_What you are asked to do_
Report the number of lines that include "allowed", with no additional text.
──────
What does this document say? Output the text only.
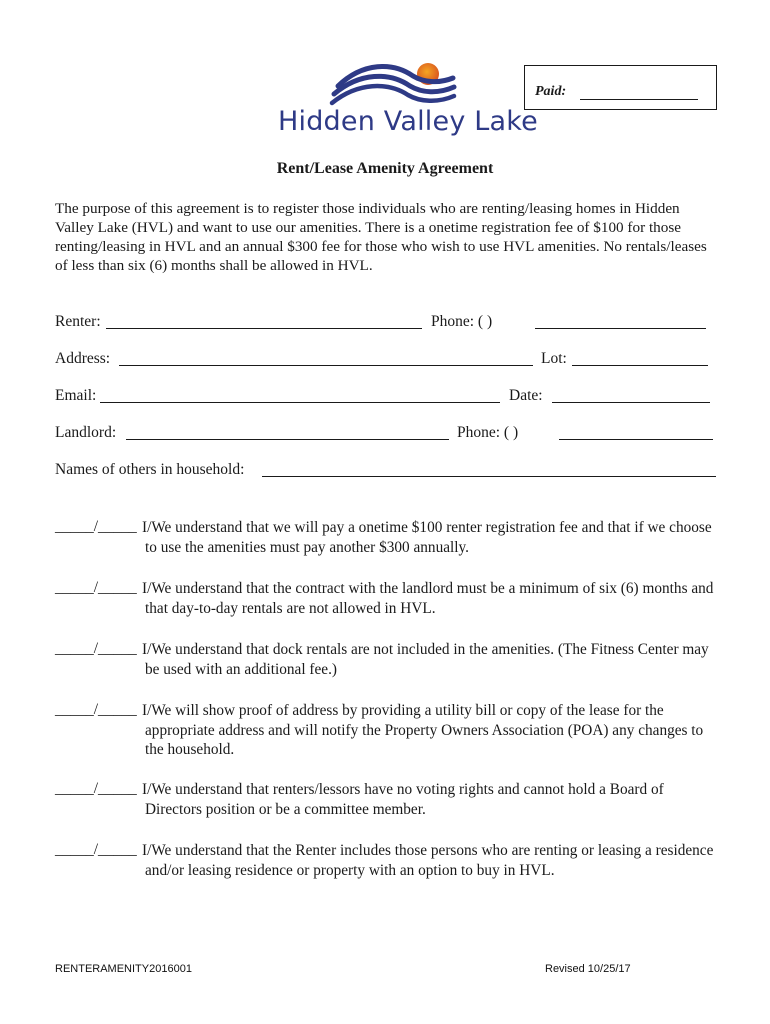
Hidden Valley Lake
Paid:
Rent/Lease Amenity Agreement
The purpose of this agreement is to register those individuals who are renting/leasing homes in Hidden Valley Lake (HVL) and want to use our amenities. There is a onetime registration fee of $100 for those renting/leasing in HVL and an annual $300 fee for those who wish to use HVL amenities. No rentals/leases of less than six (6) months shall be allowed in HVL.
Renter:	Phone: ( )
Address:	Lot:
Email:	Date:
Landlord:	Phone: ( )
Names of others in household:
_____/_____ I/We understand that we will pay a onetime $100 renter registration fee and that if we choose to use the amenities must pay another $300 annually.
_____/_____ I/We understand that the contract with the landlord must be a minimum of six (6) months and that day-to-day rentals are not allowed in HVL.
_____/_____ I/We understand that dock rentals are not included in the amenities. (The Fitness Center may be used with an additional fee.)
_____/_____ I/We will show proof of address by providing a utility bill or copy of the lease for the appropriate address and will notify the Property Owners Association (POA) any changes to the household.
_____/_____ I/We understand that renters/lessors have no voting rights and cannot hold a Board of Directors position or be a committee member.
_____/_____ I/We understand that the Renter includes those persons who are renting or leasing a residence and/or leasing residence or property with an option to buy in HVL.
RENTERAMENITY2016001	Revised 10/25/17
──────
_Exercise output_
2